• _GOAL OF THE EXERCISE_
Report, word for word, every line of the material that contains "from".
══ DATA SHOWN ══
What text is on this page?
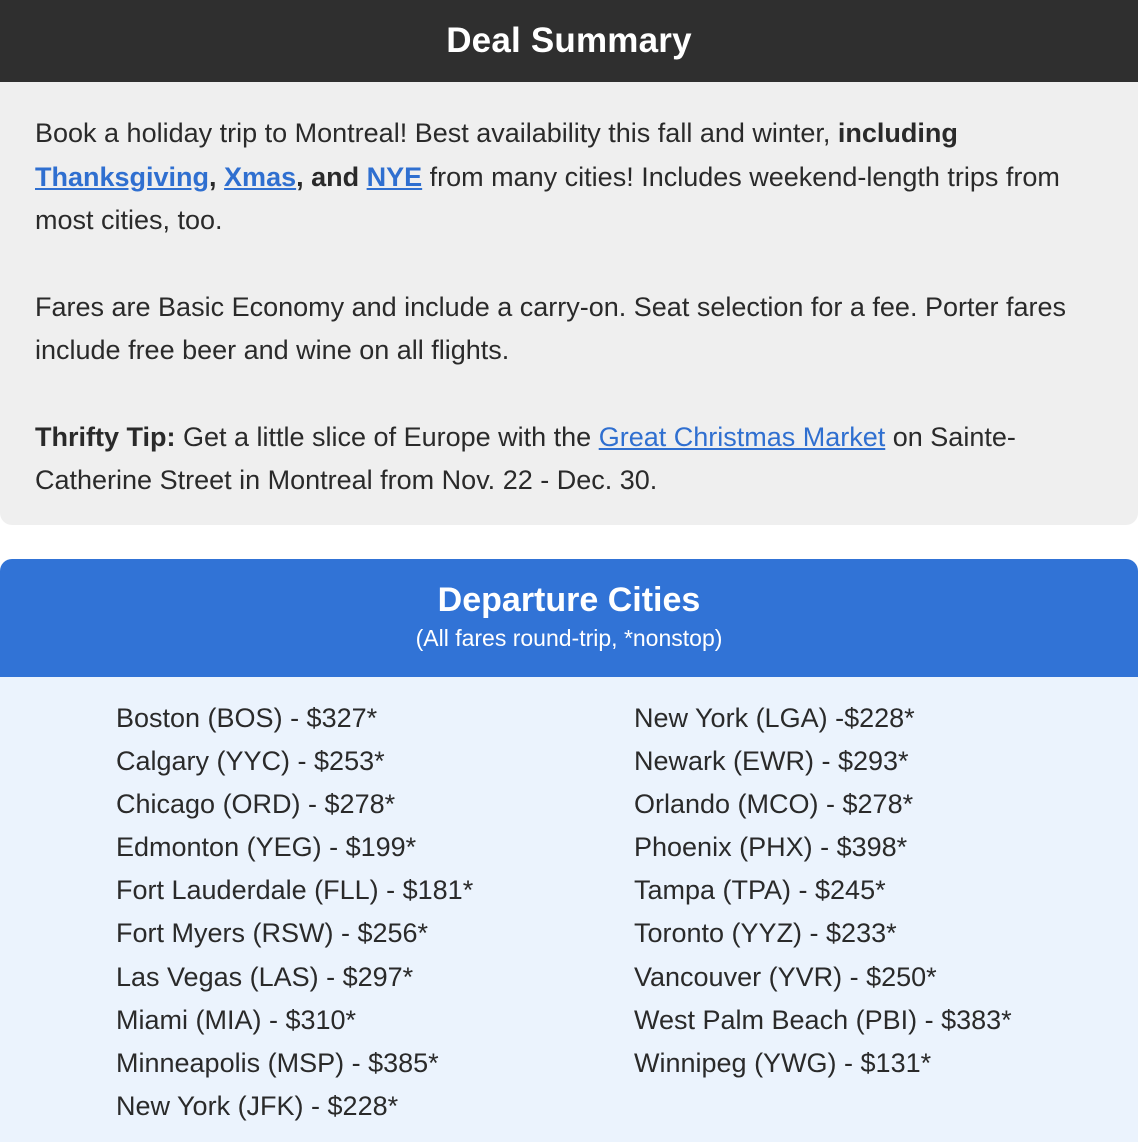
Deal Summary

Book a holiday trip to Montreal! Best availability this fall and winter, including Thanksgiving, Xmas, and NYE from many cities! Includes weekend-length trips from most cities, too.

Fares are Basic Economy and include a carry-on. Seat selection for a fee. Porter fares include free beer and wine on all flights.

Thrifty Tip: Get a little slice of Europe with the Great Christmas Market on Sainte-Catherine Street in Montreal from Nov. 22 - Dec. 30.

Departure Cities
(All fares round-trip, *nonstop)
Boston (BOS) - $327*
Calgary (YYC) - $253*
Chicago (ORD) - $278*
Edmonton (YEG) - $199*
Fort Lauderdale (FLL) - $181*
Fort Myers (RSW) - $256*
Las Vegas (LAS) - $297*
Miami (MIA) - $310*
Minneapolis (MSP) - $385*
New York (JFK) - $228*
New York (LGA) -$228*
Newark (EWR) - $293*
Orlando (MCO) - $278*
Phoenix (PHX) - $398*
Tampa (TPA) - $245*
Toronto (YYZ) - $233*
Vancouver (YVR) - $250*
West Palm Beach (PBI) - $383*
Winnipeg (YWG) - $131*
═══
• _RESULT OF THE TASK_
Book a holiday trip to Montreal! Best availability this fall and winter, including Thanksgiving, Xmas, and NYE from many cities! Includes weekend-length trips from most cities, too.
Thrifty Tip: Get a little slice of Europe with the Great Christmas Market on Sainte-Catherine Street in Montreal from Nov. 22 - Dec. 30.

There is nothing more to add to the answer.